# START OF DATA SHOWN
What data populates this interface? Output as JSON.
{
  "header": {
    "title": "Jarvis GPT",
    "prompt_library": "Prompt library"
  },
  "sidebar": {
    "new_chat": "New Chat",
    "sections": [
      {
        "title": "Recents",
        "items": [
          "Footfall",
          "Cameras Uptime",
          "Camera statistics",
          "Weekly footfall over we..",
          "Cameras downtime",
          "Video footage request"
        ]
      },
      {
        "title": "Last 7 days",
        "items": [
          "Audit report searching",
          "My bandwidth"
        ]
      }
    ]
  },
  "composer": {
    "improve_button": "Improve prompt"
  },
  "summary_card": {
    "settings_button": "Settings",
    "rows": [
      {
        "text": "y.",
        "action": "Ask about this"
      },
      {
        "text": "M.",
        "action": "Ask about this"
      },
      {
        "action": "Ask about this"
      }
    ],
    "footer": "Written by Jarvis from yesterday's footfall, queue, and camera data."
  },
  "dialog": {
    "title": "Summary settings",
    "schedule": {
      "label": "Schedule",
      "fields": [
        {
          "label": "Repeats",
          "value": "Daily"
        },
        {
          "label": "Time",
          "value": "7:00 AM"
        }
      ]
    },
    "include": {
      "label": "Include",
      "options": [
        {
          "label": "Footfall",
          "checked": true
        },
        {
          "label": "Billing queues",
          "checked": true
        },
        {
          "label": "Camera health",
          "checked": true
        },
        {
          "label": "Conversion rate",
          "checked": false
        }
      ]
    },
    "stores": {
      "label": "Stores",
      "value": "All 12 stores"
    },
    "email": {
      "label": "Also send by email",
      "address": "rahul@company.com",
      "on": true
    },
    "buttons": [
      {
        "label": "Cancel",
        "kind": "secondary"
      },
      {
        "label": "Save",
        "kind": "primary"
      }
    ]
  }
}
# END OF DATA SHOWN
- _PROBLEM DESCRIPTION_
Quote each line of the data above exactly as written.

- _FULL SOLUTION_
What data populates this interface? Output as JSON.
{
  "header": {
    "title": "Jarvis GPT",
    "prompt_library": "Prompt library"
  },
  "sidebar": {
    "new_chat": "New Chat",
    "sections": [
      {
        "title": "Recents",
        "items": [
          "Footfall",
          "Cameras Uptime",
          "Camera statistics",
          "Weekly footfall over we..",
          "Cameras downtime",
          "Video footage request"
        ]
      },
      {
        "title": "Last 7 days",
        "items": [
          "Audit report searching",
          "My bandwidth"
        ]
      }
    ]
  },
  "composer": {
    "improve_button": "Improve prompt"
  },
  "summary_card": {
    "settings_button": "Settings",
    "rows": [
      {
        "text": "y.",
        "action": "Ask about this"
      },
      {
        "text": "M.",
        "action": "Ask about this"
      },
      {
        "action": "Ask about this"
      }
    ],
    "footer": "Written by Jarvis from yesterday's footfall, queue, and camera data."
  },
  "dialog": {
    "title": "Summary settings",
    "schedule": {
      "label": "Schedule",
      "fields": [
        {
          "label": "Repeats",
          "value": "Daily"
        },
        {
          "label": "Time",
          "value": "7:00 AM"
        }
      ]
    },
    "include": {
      "label": "Include",
      "options": [
        {
          "label": "Footfall",
          "checked": true
        },
        {
          "label": "Billing queues",
          "checked": true
        },
        {
          "label": "Camera health",
          "checked": true
        },
        {
          "label": "Conversion rate",
          "checked": false
        }
      ]
    },
    "stores": {
      "label": "Stores",
      "value": "All 12 stores"
    },
    "email": {
      "label": "Also send by email",
      "address": "rahul@company.com",
      "on": true
    },
    "buttons": [
      {
        "label": "Cancel",
        "kind": "secondary"
      },
      {
        "label": "Save",
        "kind": "primary"
      }
    ]
  }
}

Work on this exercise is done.